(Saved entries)
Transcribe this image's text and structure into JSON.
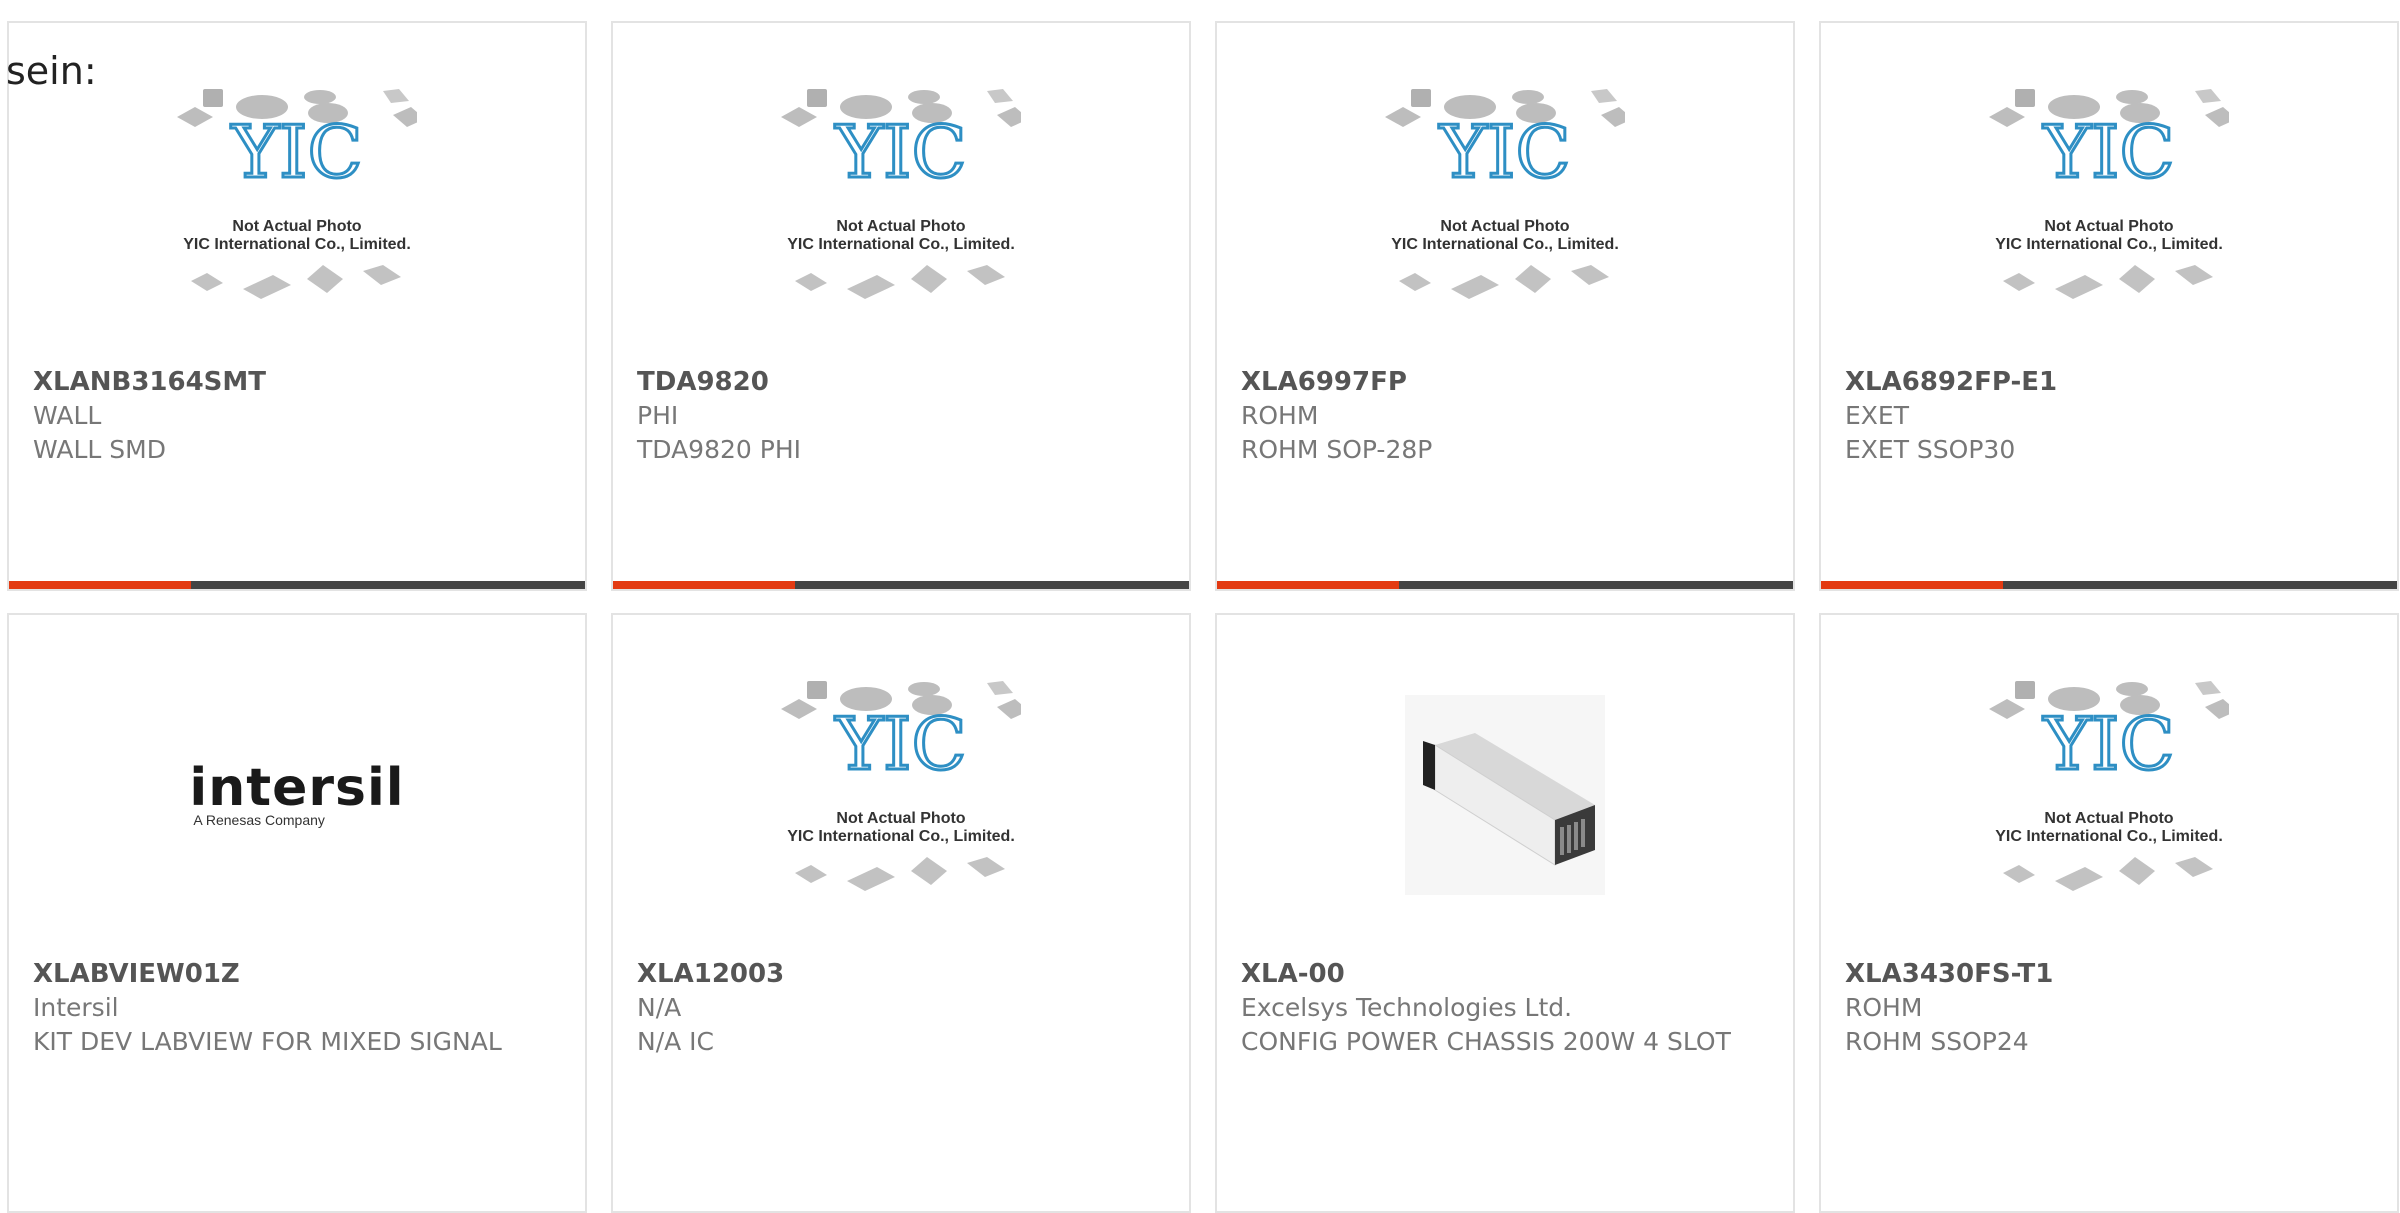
{
  "page": {
    "stray_text": "sein:"
  },
  "placeholder": {
    "line1": "Not Actual Photo",
    "line2": "YIC International Co., Limited."
  },
  "intersil_logo": {
    "word": "intersil",
    "tagline": "A Renesas Company"
  },
  "colors": {
    "accent": "#e33a12",
    "bar": "#444444",
    "logo_blue": "#2e8fc4"
  },
  "products": [
    {
      "part_number": "XLANB3164SMT",
      "manufacturer": "WALL",
      "description": "WALL SMD",
      "image": "placeholder"
    },
    {
      "part_number": "TDA9820",
      "manufacturer": "PHI",
      "description": "TDA9820 PHI",
      "image": "placeholder"
    },
    {
      "part_number": "XLA6997FP",
      "manufacturer": "ROHM",
      "description": "ROHM SOP-28P",
      "image": "placeholder"
    },
    {
      "part_number": "XLA6892FP-E1",
      "manufacturer": "EXET",
      "description": "EXET SSOP30",
      "image": "placeholder"
    },
    {
      "part_number": "XLABVIEW01Z",
      "manufacturer": "Intersil",
      "description": "KIT DEV LABVIEW FOR MIXED SIGNAL",
      "image": "intersil-logo"
    },
    {
      "part_number": "XLA12003",
      "manufacturer": "N/A",
      "description": "N/A IC",
      "image": "placeholder"
    },
    {
      "part_number": "XLA-00",
      "manufacturer": "Excelsys Technologies Ltd.",
      "description": "CONFIG POWER CHASSIS 200W 4 SLOT",
      "image": "power-chassis-photo"
    },
    {
      "part_number": "XLA3430FS-T1",
      "manufacturer": "ROHM",
      "description": "ROHM SSOP24",
      "image": "placeholder"
    }
  ]
}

→ **The exercise**
All lines of the data above that include the word "ROHM" must be shown.

→ **Answer to the exercise**
      "manufacturer": "ROHM",
      "description": "ROHM SOP-28P",
      "manufacturer": "ROHM",
      "description": "ROHM SSOP24",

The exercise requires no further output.